[Data items]
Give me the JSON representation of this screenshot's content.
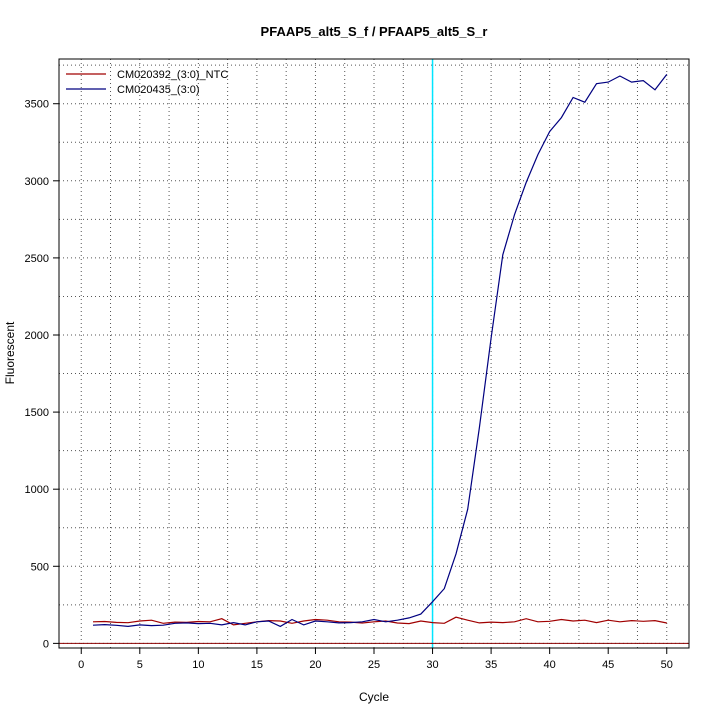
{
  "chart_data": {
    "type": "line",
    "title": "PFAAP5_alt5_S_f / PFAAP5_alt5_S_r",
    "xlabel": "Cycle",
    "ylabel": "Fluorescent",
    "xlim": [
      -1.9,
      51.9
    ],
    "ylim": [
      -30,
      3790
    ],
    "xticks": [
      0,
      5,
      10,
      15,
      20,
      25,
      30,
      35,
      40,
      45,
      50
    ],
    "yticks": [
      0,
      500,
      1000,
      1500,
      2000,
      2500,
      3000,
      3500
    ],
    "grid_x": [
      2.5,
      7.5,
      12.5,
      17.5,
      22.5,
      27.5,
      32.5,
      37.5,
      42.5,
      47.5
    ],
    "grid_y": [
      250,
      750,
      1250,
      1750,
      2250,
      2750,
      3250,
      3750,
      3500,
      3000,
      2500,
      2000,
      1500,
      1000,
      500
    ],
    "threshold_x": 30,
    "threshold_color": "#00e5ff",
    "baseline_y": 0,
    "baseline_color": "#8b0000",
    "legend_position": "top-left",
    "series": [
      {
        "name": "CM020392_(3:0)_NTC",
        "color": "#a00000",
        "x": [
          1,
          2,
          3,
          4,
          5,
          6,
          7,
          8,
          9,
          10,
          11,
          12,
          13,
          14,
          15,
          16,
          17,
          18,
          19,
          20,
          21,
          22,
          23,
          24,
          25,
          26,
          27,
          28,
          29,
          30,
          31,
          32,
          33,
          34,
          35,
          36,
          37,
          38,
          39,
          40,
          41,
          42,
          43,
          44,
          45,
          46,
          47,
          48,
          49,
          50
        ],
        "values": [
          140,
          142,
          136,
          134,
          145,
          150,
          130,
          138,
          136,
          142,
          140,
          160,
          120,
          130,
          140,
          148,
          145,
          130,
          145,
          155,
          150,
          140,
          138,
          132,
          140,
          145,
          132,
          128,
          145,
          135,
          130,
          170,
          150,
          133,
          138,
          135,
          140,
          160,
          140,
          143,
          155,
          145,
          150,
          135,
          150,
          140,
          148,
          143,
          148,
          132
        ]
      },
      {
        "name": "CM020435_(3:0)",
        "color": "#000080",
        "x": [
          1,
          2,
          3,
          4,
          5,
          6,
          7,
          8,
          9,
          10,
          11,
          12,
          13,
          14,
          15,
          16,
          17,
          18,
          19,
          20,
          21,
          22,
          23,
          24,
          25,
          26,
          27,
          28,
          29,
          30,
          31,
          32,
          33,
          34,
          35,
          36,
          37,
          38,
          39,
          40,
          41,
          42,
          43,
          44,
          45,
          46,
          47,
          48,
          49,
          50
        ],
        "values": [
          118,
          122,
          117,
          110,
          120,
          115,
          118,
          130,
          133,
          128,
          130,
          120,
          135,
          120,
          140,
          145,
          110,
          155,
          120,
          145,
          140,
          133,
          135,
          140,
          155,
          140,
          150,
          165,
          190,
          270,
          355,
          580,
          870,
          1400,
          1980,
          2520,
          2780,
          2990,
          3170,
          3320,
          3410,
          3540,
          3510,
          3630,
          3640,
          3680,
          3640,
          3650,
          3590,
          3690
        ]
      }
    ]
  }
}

▶ _Exercise details_: Output all of the entries verbatim, leaving out any images.

▶ _Written response_:
Give me the JSON representation of this screenshot's content.
{
  "chart_data": {
    "type": "line",
    "title": "PFAAP5_alt5_S_f / PFAAP5_alt5_S_r",
    "xlabel": "Cycle",
    "ylabel": "Fluorescent",
    "xlim": [
      -1.9,
      51.9
    ],
    "ylim": [
      -30,
      3790
    ],
    "xticks": [
      0,
      5,
      10,
      15,
      20,
      25,
      30,
      35,
      40,
      45,
      50
    ],
    "yticks": [
      0,
      500,
      1000,
      1500,
      2000,
      2500,
      3000,
      3500
    ],
    "grid_x": [
      2.5,
      7.5,
      12.5,
      17.5,
      22.5,
      27.5,
      32.5,
      37.5,
      42.5,
      47.5
    ],
    "grid_y": [
      250,
      750,
      1250,
      1750,
      2250,
      2750,
      3250,
      3750,
      3500,
      3000,
      2500,
      2000,
      1500,
      1000,
      500
    ],
    "threshold_x": 30,
    "threshold_color": "#00e5ff",
    "baseline_y": 0,
    "baseline_color": "#8b0000",
    "legend_position": "top-left",
    "series": [
      {
        "name": "CM020392_(3:0)_NTC",
        "color": "#a00000",
        "x": [
          1,
          2,
          3,
          4,
          5,
          6,
          7,
          8,
          9,
          10,
          11,
          12,
          13,
          14,
          15,
          16,
          17,
          18,
          19,
          20,
          21,
          22,
          23,
          24,
          25,
          26,
          27,
          28,
          29,
          30,
          31,
          32,
          33,
          34,
          35,
          36,
          37,
          38,
          39,
          40,
          41,
          42,
          43,
          44,
          45,
          46,
          47,
          48,
          49,
          50
        ],
        "values": [
          140,
          142,
          136,
          134,
          145,
          150,
          130,
          138,
          136,
          142,
          140,
          160,
          120,
          130,
          140,
          148,
          145,
          130,
          145,
          155,
          150,
          140,
          138,
          132,
          140,
          145,
          132,
          128,
          145,
          135,
          130,
          170,
          150,
          133,
          138,
          135,
          140,
          160,
          140,
          143,
          155,
          145,
          150,
          135,
          150,
          140,
          148,
          143,
          148,
          132
        ]
      },
      {
        "name": "CM020435_(3:0)",
        "color": "#000080",
        "x": [
          1,
          2,
          3,
          4,
          5,
          6,
          7,
          8,
          9,
          10,
          11,
          12,
          13,
          14,
          15,
          16,
          17,
          18,
          19,
          20,
          21,
          22,
          23,
          24,
          25,
          26,
          27,
          28,
          29,
          30,
          31,
          32,
          33,
          34,
          35,
          36,
          37,
          38,
          39,
          40,
          41,
          42,
          43,
          44,
          45,
          46,
          47,
          48,
          49,
          50
        ],
        "values": [
          118,
          122,
          117,
          110,
          120,
          115,
          118,
          130,
          133,
          128,
          130,
          120,
          135,
          120,
          140,
          145,
          110,
          155,
          120,
          145,
          140,
          133,
          135,
          140,
          155,
          140,
          150,
          165,
          190,
          270,
          355,
          580,
          870,
          1400,
          1980,
          2520,
          2780,
          2990,
          3170,
          3320,
          3410,
          3540,
          3510,
          3630,
          3640,
          3680,
          3640,
          3650,
          3590,
          3690
        ]
      }
    ]
  }
}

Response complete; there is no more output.